**Written exercise**
Return, character for character, the lines of the listing that run from its first line through the line containing "- wire R/W from", with both of those lines included.

-- START --

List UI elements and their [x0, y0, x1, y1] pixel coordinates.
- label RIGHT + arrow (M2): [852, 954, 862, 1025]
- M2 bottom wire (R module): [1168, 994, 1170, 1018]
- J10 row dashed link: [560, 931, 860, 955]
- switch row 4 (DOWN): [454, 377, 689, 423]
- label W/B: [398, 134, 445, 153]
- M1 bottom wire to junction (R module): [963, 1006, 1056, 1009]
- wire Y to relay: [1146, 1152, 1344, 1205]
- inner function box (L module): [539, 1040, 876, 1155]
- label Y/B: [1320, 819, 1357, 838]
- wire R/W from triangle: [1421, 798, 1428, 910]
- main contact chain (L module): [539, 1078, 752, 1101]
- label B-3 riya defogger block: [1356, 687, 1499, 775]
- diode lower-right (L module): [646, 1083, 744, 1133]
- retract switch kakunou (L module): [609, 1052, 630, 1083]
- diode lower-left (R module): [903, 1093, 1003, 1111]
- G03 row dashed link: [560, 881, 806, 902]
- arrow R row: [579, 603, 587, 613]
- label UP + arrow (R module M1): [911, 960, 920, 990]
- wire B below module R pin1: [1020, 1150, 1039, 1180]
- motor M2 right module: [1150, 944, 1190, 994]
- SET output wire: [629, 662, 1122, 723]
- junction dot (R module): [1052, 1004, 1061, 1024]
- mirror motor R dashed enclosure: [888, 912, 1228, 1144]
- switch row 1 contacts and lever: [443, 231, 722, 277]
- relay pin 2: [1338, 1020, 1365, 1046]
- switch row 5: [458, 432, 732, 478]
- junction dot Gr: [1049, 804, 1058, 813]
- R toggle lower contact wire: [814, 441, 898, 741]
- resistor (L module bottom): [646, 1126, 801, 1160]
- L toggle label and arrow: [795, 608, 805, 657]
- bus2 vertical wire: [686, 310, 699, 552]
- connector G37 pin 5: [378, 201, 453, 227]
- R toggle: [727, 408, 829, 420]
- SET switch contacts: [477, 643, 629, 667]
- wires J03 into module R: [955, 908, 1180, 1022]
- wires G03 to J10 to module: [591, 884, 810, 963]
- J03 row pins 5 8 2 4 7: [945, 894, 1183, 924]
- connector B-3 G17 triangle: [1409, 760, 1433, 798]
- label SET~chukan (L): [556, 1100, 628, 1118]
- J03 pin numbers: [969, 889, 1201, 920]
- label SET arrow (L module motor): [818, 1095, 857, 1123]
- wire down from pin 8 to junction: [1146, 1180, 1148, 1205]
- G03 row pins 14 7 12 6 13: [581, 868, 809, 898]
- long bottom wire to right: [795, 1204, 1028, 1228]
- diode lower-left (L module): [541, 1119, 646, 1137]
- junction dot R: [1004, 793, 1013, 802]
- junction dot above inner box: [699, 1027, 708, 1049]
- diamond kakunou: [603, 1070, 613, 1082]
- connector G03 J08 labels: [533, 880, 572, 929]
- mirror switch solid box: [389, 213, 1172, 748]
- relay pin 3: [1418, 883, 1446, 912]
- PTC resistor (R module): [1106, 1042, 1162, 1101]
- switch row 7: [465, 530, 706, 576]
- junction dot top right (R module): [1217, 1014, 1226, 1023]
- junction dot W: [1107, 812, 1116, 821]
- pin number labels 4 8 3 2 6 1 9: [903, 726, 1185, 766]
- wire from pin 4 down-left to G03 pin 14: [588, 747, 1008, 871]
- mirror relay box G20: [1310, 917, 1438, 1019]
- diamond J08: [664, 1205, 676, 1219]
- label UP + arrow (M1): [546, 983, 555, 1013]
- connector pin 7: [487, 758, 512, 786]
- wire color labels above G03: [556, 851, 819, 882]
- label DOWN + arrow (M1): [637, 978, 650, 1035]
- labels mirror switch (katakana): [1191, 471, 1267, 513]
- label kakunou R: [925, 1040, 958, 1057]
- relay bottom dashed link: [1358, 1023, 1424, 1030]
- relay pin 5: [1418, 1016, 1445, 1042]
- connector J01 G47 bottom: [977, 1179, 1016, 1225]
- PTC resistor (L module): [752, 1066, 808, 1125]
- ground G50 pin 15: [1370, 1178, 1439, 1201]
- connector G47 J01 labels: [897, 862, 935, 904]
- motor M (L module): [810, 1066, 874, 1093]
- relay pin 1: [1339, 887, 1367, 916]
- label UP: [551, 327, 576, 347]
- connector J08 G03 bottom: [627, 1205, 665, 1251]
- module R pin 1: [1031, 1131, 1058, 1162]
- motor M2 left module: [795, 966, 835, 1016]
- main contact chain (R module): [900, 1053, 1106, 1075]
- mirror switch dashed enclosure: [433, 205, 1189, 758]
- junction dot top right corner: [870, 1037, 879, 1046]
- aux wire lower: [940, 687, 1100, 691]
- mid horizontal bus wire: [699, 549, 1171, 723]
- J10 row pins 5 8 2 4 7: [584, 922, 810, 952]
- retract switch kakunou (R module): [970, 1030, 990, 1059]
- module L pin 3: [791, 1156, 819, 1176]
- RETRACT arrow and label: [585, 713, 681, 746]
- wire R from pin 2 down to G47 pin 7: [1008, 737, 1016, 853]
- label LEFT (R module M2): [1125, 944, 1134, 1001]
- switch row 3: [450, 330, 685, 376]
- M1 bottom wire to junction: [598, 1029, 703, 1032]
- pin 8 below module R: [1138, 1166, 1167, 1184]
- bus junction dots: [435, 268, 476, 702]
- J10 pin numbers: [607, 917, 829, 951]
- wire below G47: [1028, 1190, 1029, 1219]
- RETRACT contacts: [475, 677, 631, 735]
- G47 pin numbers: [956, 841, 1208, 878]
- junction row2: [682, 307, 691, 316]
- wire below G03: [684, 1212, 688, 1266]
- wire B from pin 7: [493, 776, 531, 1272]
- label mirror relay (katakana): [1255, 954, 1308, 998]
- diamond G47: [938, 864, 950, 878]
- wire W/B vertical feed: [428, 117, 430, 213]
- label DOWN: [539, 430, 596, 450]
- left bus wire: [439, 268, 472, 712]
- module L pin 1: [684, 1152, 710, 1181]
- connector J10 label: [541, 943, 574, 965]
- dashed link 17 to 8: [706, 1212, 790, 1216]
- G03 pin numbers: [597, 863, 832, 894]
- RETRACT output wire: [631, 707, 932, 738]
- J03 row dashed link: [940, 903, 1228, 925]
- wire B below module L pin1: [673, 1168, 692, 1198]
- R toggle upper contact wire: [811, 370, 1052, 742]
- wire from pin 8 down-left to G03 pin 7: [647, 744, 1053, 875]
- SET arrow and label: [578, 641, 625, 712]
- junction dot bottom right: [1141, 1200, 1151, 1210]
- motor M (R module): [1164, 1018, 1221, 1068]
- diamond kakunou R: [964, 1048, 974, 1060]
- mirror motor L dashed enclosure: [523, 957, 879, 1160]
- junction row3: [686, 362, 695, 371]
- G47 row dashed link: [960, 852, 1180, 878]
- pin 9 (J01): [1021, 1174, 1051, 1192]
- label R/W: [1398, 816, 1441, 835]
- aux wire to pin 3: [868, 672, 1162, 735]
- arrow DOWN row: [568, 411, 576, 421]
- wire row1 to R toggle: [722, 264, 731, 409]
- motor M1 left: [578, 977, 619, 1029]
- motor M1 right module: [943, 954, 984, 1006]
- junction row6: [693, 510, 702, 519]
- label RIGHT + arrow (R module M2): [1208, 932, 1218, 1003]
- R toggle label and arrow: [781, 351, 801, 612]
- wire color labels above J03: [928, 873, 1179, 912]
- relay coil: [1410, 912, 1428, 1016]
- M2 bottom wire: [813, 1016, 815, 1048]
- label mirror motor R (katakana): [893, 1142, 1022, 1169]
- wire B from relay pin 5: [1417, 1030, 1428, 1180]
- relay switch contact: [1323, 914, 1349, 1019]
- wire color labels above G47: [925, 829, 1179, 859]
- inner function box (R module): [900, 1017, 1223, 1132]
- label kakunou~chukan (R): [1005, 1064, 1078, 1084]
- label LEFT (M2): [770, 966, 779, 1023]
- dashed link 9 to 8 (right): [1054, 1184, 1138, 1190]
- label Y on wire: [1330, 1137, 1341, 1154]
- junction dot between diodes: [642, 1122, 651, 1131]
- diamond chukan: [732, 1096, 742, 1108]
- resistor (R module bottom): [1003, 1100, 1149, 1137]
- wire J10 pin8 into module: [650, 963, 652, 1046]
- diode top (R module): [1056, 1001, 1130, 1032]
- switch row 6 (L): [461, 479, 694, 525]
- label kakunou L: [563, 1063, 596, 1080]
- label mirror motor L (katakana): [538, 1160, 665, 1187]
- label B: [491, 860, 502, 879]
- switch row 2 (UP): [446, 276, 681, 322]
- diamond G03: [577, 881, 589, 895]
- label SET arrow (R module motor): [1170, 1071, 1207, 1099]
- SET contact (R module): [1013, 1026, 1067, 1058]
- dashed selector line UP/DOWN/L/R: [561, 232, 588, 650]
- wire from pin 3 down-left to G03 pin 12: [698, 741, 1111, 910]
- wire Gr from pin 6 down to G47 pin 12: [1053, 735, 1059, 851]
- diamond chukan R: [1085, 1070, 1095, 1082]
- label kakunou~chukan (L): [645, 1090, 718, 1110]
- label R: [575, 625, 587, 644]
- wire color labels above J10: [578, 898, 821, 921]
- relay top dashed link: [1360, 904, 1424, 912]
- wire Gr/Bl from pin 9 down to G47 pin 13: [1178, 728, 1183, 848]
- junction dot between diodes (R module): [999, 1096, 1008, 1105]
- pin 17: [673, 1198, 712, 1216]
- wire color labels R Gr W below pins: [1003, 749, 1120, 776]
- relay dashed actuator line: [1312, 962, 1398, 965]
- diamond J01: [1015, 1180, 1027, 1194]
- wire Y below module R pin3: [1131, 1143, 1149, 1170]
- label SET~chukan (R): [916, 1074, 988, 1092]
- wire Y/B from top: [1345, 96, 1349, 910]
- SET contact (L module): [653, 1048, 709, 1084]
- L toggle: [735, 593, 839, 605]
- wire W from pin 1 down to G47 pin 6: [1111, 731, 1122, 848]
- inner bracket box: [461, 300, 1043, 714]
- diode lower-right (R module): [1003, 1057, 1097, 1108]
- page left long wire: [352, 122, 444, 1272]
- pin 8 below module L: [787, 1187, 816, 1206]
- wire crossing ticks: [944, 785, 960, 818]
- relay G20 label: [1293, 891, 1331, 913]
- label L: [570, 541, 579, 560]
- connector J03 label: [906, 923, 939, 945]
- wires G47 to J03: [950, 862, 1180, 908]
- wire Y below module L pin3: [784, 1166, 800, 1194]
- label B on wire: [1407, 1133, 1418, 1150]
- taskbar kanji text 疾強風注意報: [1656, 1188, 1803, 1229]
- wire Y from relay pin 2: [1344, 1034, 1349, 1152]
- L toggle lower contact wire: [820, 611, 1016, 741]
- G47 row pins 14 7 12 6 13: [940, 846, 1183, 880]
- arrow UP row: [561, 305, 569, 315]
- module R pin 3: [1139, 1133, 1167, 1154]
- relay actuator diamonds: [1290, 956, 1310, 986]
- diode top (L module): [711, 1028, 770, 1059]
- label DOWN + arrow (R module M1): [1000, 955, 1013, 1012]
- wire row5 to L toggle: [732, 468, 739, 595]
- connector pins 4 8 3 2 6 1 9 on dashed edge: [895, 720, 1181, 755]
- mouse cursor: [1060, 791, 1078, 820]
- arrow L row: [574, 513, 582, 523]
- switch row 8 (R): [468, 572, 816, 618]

-- END --

**Solution to this exercise**
List UI elements and their [x0, y0, x1, y1] pixel coordinates.
- label RIGHT + arrow (M2): [852, 954, 862, 1025]
- M2 bottom wire (R module): [1168, 994, 1170, 1018]
- J10 row dashed link: [560, 931, 860, 955]
- switch row 4 (DOWN): [454, 377, 689, 423]
- label W/B: [398, 134, 445, 153]
- M1 bottom wire to junction (R module): [963, 1006, 1056, 1009]
- wire Y to relay: [1146, 1152, 1344, 1205]
- inner function box (L module): [539, 1040, 876, 1155]
- label Y/B: [1320, 819, 1357, 838]
- wire R/W from triangle: [1421, 798, 1428, 910]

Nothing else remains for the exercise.